— START —

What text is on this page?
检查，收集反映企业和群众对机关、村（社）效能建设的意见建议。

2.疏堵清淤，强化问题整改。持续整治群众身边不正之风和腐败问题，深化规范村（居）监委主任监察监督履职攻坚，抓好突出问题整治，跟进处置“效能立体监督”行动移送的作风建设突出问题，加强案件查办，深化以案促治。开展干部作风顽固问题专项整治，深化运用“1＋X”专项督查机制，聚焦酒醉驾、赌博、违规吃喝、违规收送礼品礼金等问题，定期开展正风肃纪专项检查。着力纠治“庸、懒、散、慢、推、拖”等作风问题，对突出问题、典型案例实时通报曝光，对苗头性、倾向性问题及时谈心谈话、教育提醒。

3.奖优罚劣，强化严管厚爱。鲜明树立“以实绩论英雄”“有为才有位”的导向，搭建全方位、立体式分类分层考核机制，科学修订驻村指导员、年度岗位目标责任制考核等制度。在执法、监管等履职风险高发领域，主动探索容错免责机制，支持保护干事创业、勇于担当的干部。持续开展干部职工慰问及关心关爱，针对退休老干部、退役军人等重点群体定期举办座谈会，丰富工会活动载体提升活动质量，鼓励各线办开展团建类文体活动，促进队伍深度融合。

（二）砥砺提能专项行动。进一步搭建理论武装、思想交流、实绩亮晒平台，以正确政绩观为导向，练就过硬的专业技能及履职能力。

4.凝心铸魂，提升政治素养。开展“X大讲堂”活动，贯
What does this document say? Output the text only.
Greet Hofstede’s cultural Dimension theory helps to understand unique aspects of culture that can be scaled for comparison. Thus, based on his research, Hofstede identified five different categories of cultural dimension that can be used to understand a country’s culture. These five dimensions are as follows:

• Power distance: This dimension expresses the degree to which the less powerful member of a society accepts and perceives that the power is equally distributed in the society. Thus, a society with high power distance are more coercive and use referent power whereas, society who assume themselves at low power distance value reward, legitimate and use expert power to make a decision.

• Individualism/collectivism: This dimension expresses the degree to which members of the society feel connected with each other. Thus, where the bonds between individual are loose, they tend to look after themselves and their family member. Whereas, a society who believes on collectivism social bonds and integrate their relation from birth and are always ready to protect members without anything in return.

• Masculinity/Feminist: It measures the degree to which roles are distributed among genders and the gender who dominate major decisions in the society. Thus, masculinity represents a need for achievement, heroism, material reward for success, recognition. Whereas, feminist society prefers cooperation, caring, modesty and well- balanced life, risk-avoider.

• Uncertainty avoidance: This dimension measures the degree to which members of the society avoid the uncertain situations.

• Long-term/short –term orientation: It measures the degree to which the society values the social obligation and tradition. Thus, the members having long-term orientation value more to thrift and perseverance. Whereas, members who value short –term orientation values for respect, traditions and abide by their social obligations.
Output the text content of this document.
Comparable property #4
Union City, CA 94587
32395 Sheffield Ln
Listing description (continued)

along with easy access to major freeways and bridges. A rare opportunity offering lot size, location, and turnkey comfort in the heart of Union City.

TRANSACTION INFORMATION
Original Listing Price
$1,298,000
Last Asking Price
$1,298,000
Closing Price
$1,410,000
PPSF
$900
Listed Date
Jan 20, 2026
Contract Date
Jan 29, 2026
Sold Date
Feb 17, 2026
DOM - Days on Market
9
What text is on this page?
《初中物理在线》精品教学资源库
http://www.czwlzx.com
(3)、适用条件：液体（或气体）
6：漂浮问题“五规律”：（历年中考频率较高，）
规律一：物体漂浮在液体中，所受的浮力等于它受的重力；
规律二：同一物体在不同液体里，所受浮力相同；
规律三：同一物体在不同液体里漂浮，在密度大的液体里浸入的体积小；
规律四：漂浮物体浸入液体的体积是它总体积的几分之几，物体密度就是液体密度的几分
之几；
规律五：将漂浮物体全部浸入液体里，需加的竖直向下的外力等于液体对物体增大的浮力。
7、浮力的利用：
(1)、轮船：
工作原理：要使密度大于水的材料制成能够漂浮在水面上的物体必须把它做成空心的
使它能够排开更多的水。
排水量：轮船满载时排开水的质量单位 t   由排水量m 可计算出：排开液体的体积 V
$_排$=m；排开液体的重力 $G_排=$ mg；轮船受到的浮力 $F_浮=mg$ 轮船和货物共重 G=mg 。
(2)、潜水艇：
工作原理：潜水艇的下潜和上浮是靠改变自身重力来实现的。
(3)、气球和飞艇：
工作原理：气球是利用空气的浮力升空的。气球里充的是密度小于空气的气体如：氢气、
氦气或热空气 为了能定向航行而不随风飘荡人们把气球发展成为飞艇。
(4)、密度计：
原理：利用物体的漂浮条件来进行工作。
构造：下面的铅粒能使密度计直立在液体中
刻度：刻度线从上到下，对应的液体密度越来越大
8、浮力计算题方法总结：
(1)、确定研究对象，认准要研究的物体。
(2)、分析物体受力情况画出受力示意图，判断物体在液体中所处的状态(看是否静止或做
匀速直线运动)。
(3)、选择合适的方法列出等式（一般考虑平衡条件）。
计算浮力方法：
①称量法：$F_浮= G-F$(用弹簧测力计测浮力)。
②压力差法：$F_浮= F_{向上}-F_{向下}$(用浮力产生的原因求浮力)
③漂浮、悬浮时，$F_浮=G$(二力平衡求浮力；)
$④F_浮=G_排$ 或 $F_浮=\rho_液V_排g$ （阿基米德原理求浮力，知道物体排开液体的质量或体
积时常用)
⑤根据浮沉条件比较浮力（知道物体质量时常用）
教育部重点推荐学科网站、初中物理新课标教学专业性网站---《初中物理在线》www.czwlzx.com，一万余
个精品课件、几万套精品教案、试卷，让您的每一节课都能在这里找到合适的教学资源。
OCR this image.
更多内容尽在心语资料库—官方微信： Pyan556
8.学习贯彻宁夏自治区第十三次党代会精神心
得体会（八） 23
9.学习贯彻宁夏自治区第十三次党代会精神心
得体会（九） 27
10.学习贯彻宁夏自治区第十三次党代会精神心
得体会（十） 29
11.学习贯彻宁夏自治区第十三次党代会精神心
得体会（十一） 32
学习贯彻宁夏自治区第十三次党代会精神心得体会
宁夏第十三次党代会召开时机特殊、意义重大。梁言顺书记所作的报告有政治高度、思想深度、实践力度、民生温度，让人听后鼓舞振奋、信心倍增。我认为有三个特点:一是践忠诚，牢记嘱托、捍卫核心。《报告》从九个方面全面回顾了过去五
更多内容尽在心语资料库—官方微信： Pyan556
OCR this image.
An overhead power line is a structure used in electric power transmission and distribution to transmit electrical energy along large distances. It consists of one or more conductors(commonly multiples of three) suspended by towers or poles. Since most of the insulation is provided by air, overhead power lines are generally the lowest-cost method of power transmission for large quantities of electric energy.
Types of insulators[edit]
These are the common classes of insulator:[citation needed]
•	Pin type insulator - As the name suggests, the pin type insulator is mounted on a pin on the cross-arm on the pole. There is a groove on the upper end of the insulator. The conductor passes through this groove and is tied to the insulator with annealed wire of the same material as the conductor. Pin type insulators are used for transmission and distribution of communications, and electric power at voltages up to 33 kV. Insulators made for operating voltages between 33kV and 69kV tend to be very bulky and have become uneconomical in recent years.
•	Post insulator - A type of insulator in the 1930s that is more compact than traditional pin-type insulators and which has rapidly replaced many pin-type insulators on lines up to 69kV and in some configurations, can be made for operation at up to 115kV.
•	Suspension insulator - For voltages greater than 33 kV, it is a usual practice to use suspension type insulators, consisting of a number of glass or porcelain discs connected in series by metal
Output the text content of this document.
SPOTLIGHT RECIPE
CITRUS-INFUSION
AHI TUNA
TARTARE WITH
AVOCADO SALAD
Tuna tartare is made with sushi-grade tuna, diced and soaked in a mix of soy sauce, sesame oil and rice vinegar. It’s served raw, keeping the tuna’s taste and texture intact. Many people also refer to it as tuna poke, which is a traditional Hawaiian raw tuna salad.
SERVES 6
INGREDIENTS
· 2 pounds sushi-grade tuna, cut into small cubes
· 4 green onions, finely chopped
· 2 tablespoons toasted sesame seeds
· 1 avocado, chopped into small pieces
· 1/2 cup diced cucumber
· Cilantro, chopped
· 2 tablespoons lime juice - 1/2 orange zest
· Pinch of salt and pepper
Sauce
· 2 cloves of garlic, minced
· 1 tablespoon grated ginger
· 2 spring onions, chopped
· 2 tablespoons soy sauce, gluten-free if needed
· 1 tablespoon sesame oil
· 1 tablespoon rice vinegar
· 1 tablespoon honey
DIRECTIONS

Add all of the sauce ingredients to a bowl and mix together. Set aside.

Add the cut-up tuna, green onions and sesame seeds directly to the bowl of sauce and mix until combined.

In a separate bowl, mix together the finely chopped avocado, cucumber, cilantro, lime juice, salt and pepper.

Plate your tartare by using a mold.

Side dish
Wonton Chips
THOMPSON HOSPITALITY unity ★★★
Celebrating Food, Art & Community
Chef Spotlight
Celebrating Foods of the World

— END —

Pick each line holding the word "工作原理" out of the data and copy it.

> _Final result_:
工作原理：要使密度大于水的材料制成能够漂浮在水面上的物体必须把它做成空心的
工作原理：潜水艇的下潜和上浮是靠改变自身重力来实现的。
工作原理：气球是利用空气的浮力升空的。气球里充的是密度小于空气的气体如：氢气、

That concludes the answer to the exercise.